Keep every line where the word "screenshot" appears; drop the rest.

[Items listed in a dataset]
»»
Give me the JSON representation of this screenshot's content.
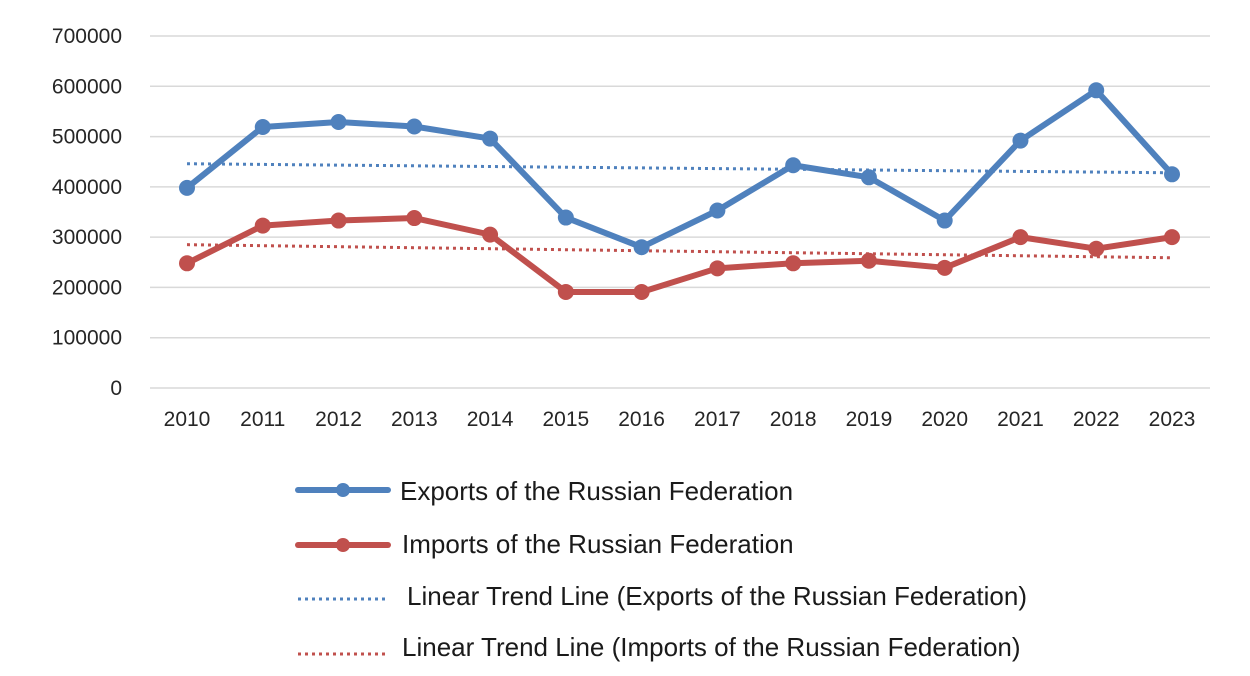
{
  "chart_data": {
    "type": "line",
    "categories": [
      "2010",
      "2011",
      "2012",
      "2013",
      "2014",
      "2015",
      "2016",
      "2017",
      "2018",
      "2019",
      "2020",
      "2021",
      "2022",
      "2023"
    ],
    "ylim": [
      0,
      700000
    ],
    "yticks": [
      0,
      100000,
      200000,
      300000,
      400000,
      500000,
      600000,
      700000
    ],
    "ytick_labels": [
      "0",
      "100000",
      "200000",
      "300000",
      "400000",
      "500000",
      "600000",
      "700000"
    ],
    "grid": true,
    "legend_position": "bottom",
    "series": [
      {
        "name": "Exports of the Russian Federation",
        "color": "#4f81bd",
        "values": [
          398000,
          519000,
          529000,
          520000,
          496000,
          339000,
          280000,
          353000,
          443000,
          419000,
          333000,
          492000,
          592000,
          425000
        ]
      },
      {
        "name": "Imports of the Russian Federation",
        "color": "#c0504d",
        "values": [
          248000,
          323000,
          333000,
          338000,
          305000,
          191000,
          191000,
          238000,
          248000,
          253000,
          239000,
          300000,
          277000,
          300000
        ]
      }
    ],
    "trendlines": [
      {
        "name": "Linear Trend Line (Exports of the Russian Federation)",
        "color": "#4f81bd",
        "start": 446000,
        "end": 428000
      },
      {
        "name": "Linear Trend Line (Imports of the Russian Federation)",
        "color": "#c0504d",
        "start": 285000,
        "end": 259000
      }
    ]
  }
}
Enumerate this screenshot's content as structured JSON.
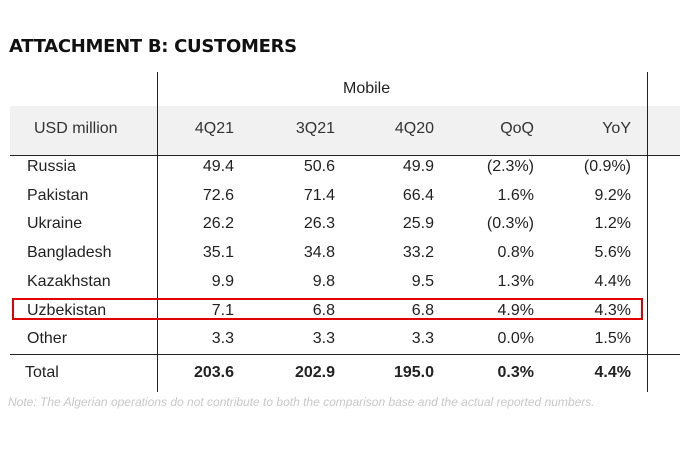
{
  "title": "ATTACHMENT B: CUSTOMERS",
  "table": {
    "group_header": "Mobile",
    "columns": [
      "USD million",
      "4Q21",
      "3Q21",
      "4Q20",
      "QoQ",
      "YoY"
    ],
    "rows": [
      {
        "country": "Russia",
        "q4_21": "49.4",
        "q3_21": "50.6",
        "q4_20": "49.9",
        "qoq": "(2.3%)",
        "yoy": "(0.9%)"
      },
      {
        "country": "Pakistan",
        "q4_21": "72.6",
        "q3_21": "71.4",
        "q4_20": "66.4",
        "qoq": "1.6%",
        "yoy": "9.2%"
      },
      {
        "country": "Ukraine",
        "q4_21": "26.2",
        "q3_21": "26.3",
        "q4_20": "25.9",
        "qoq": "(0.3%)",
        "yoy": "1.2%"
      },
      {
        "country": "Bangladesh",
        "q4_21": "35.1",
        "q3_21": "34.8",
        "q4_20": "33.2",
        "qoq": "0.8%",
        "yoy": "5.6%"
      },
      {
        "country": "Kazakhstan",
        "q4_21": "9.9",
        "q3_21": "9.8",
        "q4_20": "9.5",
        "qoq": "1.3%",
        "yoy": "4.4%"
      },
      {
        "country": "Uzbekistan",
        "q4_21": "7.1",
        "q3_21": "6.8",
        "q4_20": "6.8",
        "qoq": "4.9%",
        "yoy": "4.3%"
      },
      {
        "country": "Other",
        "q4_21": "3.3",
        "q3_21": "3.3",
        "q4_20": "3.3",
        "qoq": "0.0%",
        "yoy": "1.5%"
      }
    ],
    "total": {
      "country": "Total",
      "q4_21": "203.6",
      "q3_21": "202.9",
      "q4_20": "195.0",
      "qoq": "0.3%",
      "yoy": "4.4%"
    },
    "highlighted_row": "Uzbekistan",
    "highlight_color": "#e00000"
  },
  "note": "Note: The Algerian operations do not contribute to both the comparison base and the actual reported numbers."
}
««
— Exercise response —
Give me the JSON representation of this screenshot's content.
Enumerate this screenshot's content as structured JSON.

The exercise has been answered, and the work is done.